▶ **EXERCISE DIRECTIONS**
Without the pictures, set down every line of the data exactly.

▶ **DATA FOR THIS EXERCISE**
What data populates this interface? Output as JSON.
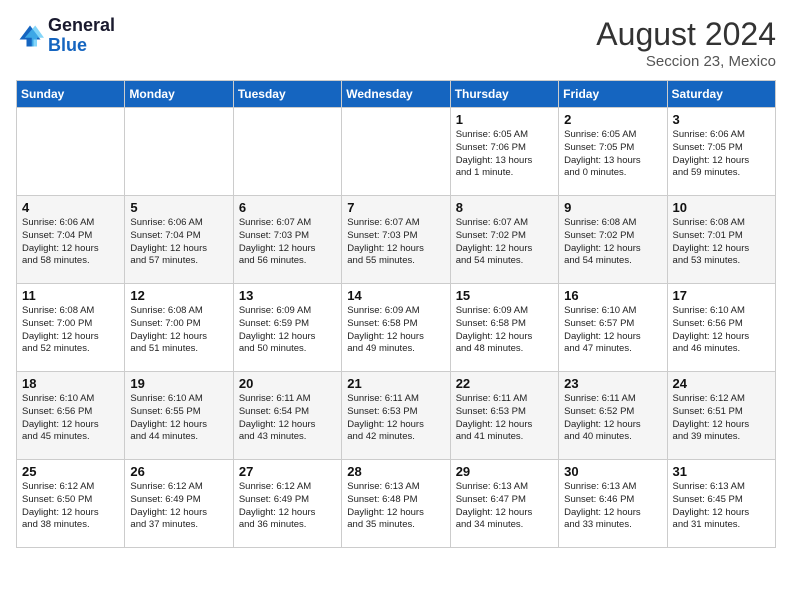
{
  "header": {
    "logo_line1": "General",
    "logo_line2": "Blue",
    "month_year": "August 2024",
    "location": "Seccion 23, Mexico"
  },
  "days_of_week": [
    "Sunday",
    "Monday",
    "Tuesday",
    "Wednesday",
    "Thursday",
    "Friday",
    "Saturday"
  ],
  "weeks": [
    [
      {
        "day": "",
        "detail": ""
      },
      {
        "day": "",
        "detail": ""
      },
      {
        "day": "",
        "detail": ""
      },
      {
        "day": "",
        "detail": ""
      },
      {
        "day": "1",
        "detail": "Sunrise: 6:05 AM\nSunset: 7:06 PM\nDaylight: 13 hours\nand 1 minute."
      },
      {
        "day": "2",
        "detail": "Sunrise: 6:05 AM\nSunset: 7:05 PM\nDaylight: 13 hours\nand 0 minutes."
      },
      {
        "day": "3",
        "detail": "Sunrise: 6:06 AM\nSunset: 7:05 PM\nDaylight: 12 hours\nand 59 minutes."
      }
    ],
    [
      {
        "day": "4",
        "detail": "Sunrise: 6:06 AM\nSunset: 7:04 PM\nDaylight: 12 hours\nand 58 minutes."
      },
      {
        "day": "5",
        "detail": "Sunrise: 6:06 AM\nSunset: 7:04 PM\nDaylight: 12 hours\nand 57 minutes."
      },
      {
        "day": "6",
        "detail": "Sunrise: 6:07 AM\nSunset: 7:03 PM\nDaylight: 12 hours\nand 56 minutes."
      },
      {
        "day": "7",
        "detail": "Sunrise: 6:07 AM\nSunset: 7:03 PM\nDaylight: 12 hours\nand 55 minutes."
      },
      {
        "day": "8",
        "detail": "Sunrise: 6:07 AM\nSunset: 7:02 PM\nDaylight: 12 hours\nand 54 minutes."
      },
      {
        "day": "9",
        "detail": "Sunrise: 6:08 AM\nSunset: 7:02 PM\nDaylight: 12 hours\nand 54 minutes."
      },
      {
        "day": "10",
        "detail": "Sunrise: 6:08 AM\nSunset: 7:01 PM\nDaylight: 12 hours\nand 53 minutes."
      }
    ],
    [
      {
        "day": "11",
        "detail": "Sunrise: 6:08 AM\nSunset: 7:00 PM\nDaylight: 12 hours\nand 52 minutes."
      },
      {
        "day": "12",
        "detail": "Sunrise: 6:08 AM\nSunset: 7:00 PM\nDaylight: 12 hours\nand 51 minutes."
      },
      {
        "day": "13",
        "detail": "Sunrise: 6:09 AM\nSunset: 6:59 PM\nDaylight: 12 hours\nand 50 minutes."
      },
      {
        "day": "14",
        "detail": "Sunrise: 6:09 AM\nSunset: 6:58 PM\nDaylight: 12 hours\nand 49 minutes."
      },
      {
        "day": "15",
        "detail": "Sunrise: 6:09 AM\nSunset: 6:58 PM\nDaylight: 12 hours\nand 48 minutes."
      },
      {
        "day": "16",
        "detail": "Sunrise: 6:10 AM\nSunset: 6:57 PM\nDaylight: 12 hours\nand 47 minutes."
      },
      {
        "day": "17",
        "detail": "Sunrise: 6:10 AM\nSunset: 6:56 PM\nDaylight: 12 hours\nand 46 minutes."
      }
    ],
    [
      {
        "day": "18",
        "detail": "Sunrise: 6:10 AM\nSunset: 6:56 PM\nDaylight: 12 hours\nand 45 minutes."
      },
      {
        "day": "19",
        "detail": "Sunrise: 6:10 AM\nSunset: 6:55 PM\nDaylight: 12 hours\nand 44 minutes."
      },
      {
        "day": "20",
        "detail": "Sunrise: 6:11 AM\nSunset: 6:54 PM\nDaylight: 12 hours\nand 43 minutes."
      },
      {
        "day": "21",
        "detail": "Sunrise: 6:11 AM\nSunset: 6:53 PM\nDaylight: 12 hours\nand 42 minutes."
      },
      {
        "day": "22",
        "detail": "Sunrise: 6:11 AM\nSunset: 6:53 PM\nDaylight: 12 hours\nand 41 minutes."
      },
      {
        "day": "23",
        "detail": "Sunrise: 6:11 AM\nSunset: 6:52 PM\nDaylight: 12 hours\nand 40 minutes."
      },
      {
        "day": "24",
        "detail": "Sunrise: 6:12 AM\nSunset: 6:51 PM\nDaylight: 12 hours\nand 39 minutes."
      }
    ],
    [
      {
        "day": "25",
        "detail": "Sunrise: 6:12 AM\nSunset: 6:50 PM\nDaylight: 12 hours\nand 38 minutes."
      },
      {
        "day": "26",
        "detail": "Sunrise: 6:12 AM\nSunset: 6:49 PM\nDaylight: 12 hours\nand 37 minutes."
      },
      {
        "day": "27",
        "detail": "Sunrise: 6:12 AM\nSunset: 6:49 PM\nDaylight: 12 hours\nand 36 minutes."
      },
      {
        "day": "28",
        "detail": "Sunrise: 6:13 AM\nSunset: 6:48 PM\nDaylight: 12 hours\nand 35 minutes."
      },
      {
        "day": "29",
        "detail": "Sunrise: 6:13 AM\nSunset: 6:47 PM\nDaylight: 12 hours\nand 34 minutes."
      },
      {
        "day": "30",
        "detail": "Sunrise: 6:13 AM\nSunset: 6:46 PM\nDaylight: 12 hours\nand 33 minutes."
      },
      {
        "day": "31",
        "detail": "Sunrise: 6:13 AM\nSunset: 6:45 PM\nDaylight: 12 hours\nand 31 minutes."
      }
    ]
  ]
}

▶ **EXERCISE OUTPUT**
What data populates this interface? Output as JSON.
{
  "header": {
    "logo_line1": "General",
    "logo_line2": "Blue",
    "month_year": "August 2024",
    "location": "Seccion 23, Mexico"
  },
  "days_of_week": [
    "Sunday",
    "Monday",
    "Tuesday",
    "Wednesday",
    "Thursday",
    "Friday",
    "Saturday"
  ],
  "weeks": [
    [
      {
        "day": "",
        "detail": ""
      },
      {
        "day": "",
        "detail": ""
      },
      {
        "day": "",
        "detail": ""
      },
      {
        "day": "",
        "detail": ""
      },
      {
        "day": "1",
        "detail": "Sunrise: 6:05 AM\nSunset: 7:06 PM\nDaylight: 13 hours\nand 1 minute."
      },
      {
        "day": "2",
        "detail": "Sunrise: 6:05 AM\nSunset: 7:05 PM\nDaylight: 13 hours\nand 0 minutes."
      },
      {
        "day": "3",
        "detail": "Sunrise: 6:06 AM\nSunset: 7:05 PM\nDaylight: 12 hours\nand 59 minutes."
      }
    ],
    [
      {
        "day": "4",
        "detail": "Sunrise: 6:06 AM\nSunset: 7:04 PM\nDaylight: 12 hours\nand 58 minutes."
      },
      {
        "day": "5",
        "detail": "Sunrise: 6:06 AM\nSunset: 7:04 PM\nDaylight: 12 hours\nand 57 minutes."
      },
      {
        "day": "6",
        "detail": "Sunrise: 6:07 AM\nSunset: 7:03 PM\nDaylight: 12 hours\nand 56 minutes."
      },
      {
        "day": "7",
        "detail": "Sunrise: 6:07 AM\nSunset: 7:03 PM\nDaylight: 12 hours\nand 55 minutes."
      },
      {
        "day": "8",
        "detail": "Sunrise: 6:07 AM\nSunset: 7:02 PM\nDaylight: 12 hours\nand 54 minutes."
      },
      {
        "day": "9",
        "detail": "Sunrise: 6:08 AM\nSunset: 7:02 PM\nDaylight: 12 hours\nand 54 minutes."
      },
      {
        "day": "10",
        "detail": "Sunrise: 6:08 AM\nSunset: 7:01 PM\nDaylight: 12 hours\nand 53 minutes."
      }
    ],
    [
      {
        "day": "11",
        "detail": "Sunrise: 6:08 AM\nSunset: 7:00 PM\nDaylight: 12 hours\nand 52 minutes."
      },
      {
        "day": "12",
        "detail": "Sunrise: 6:08 AM\nSunset: 7:00 PM\nDaylight: 12 hours\nand 51 minutes."
      },
      {
        "day": "13",
        "detail": "Sunrise: 6:09 AM\nSunset: 6:59 PM\nDaylight: 12 hours\nand 50 minutes."
      },
      {
        "day": "14",
        "detail": "Sunrise: 6:09 AM\nSunset: 6:58 PM\nDaylight: 12 hours\nand 49 minutes."
      },
      {
        "day": "15",
        "detail": "Sunrise: 6:09 AM\nSunset: 6:58 PM\nDaylight: 12 hours\nand 48 minutes."
      },
      {
        "day": "16",
        "detail": "Sunrise: 6:10 AM\nSunset: 6:57 PM\nDaylight: 12 hours\nand 47 minutes."
      },
      {
        "day": "17",
        "detail": "Sunrise: 6:10 AM\nSunset: 6:56 PM\nDaylight: 12 hours\nand 46 minutes."
      }
    ],
    [
      {
        "day": "18",
        "detail": "Sunrise: 6:10 AM\nSunset: 6:56 PM\nDaylight: 12 hours\nand 45 minutes."
      },
      {
        "day": "19",
        "detail": "Sunrise: 6:10 AM\nSunset: 6:55 PM\nDaylight: 12 hours\nand 44 minutes."
      },
      {
        "day": "20",
        "detail": "Sunrise: 6:11 AM\nSunset: 6:54 PM\nDaylight: 12 hours\nand 43 minutes."
      },
      {
        "day": "21",
        "detail": "Sunrise: 6:11 AM\nSunset: 6:53 PM\nDaylight: 12 hours\nand 42 minutes."
      },
      {
        "day": "22",
        "detail": "Sunrise: 6:11 AM\nSunset: 6:53 PM\nDaylight: 12 hours\nand 41 minutes."
      },
      {
        "day": "23",
        "detail": "Sunrise: 6:11 AM\nSunset: 6:52 PM\nDaylight: 12 hours\nand 40 minutes."
      },
      {
        "day": "24",
        "detail": "Sunrise: 6:12 AM\nSunset: 6:51 PM\nDaylight: 12 hours\nand 39 minutes."
      }
    ],
    [
      {
        "day": "25",
        "detail": "Sunrise: 6:12 AM\nSunset: 6:50 PM\nDaylight: 12 hours\nand 38 minutes."
      },
      {
        "day": "26",
        "detail": "Sunrise: 6:12 AM\nSunset: 6:49 PM\nDaylight: 12 hours\nand 37 minutes."
      },
      {
        "day": "27",
        "detail": "Sunrise: 6:12 AM\nSunset: 6:49 PM\nDaylight: 12 hours\nand 36 minutes."
      },
      {
        "day": "28",
        "detail": "Sunrise: 6:13 AM\nSunset: 6:48 PM\nDaylight: 12 hours\nand 35 minutes."
      },
      {
        "day": "29",
        "detail": "Sunrise: 6:13 AM\nSunset: 6:47 PM\nDaylight: 12 hours\nand 34 minutes."
      },
      {
        "day": "30",
        "detail": "Sunrise: 6:13 AM\nSunset: 6:46 PM\nDaylight: 12 hours\nand 33 minutes."
      },
      {
        "day": "31",
        "detail": "Sunrise: 6:13 AM\nSunset: 6:45 PM\nDaylight: 12 hours\nand 31 minutes."
      }
    ]
  ]
}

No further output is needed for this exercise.